WORK INSTRUCTIONS -> Resume the forum thread on finding a satellite's altitude above the Earth's surface, picking up after its final line.

READING PASSAGE ->
____________________
# Find the satellite's altitude above the earth's surface

• whitetiger
In summary: It seems likely to me that the potential energy should have been given as a negative number so that the difference would make sense. -1.49 x 10^11 J- 0= -1.49 x 10^11 J. That certainly makes more sense. With that, you have -1.49 x 10^11= -(GMeM)/r so that GMeM= 1.49 x 10^11 r. Now, instead of the rather ridiculous GMeM= 1.49 x 10^11 r^2, we have GMeM= 1.49 x 10^11 r and, putting that into GMeM/r=
whitetiger
When in orbit, a communication satellite attracts the Earth with a force of 15.1 kN and the earth-satellite gravitational potential energy (relative to zero at infinite separation) is - 1.49×10^11 J. Take the radius of the Earth to be r_e = 6.38×106 m.

Find the satellite's altitude above the Earth's surface.
____________________
RAW DATA ->

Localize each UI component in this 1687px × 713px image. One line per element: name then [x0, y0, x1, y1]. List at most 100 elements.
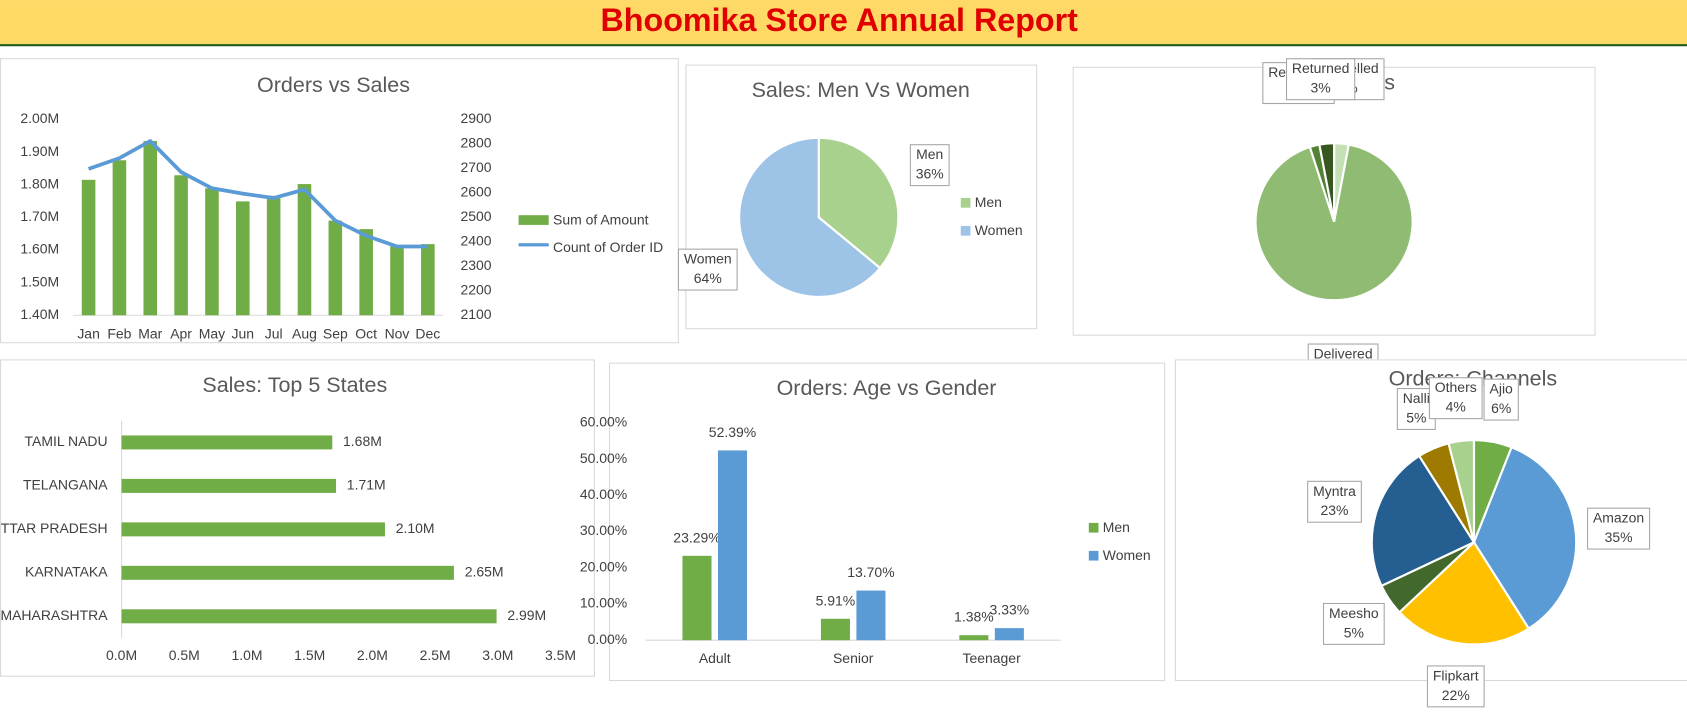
____________________
ANSWER TO THE TASK ->
We know that the gravitational potential energy is U = -(GMeM)/r, and it is given to be -1.49 x 10 ^11.

We also know the gravitational force to be Fg = (GMeM)/r^2

I am not sure, but can we set the two equations equal to each other and solve for r

whitetiger said:
When in orbit, a communication satellite attracts the Earth with a force of 15.1 kN and the earth-satellite gravitational potential energy (relative to zero at infinite separation) is - 1.49×10^11 J. Take the radius of the Earth to be r_e = 6.38×106 m.

Find the satellite's altitude above the Earth's surface.

We know that the gravitational potential energy is U = -(GMeM)/r, and it is given to be -1.49 x 10 ^11.

We also know the gravitational force to be Fg = (GMeM)/r^2

I am not sure, but can we set the two equations equal to each other and solve for r
Forgive me I have just started here. You might be on the right track but (and my physics is rusty) r would likely include the Earth's radius as r should be measured from the centre of gravity.

Why not F=mg U=mgh U=Fh h=U/F

Sorry what does this (below) mean?
""and the earth-satellite gravitational potential energy (relative to zero at infinite separation)""

i suspect this needs to be understood again as to whether the radius of Earth is included or not.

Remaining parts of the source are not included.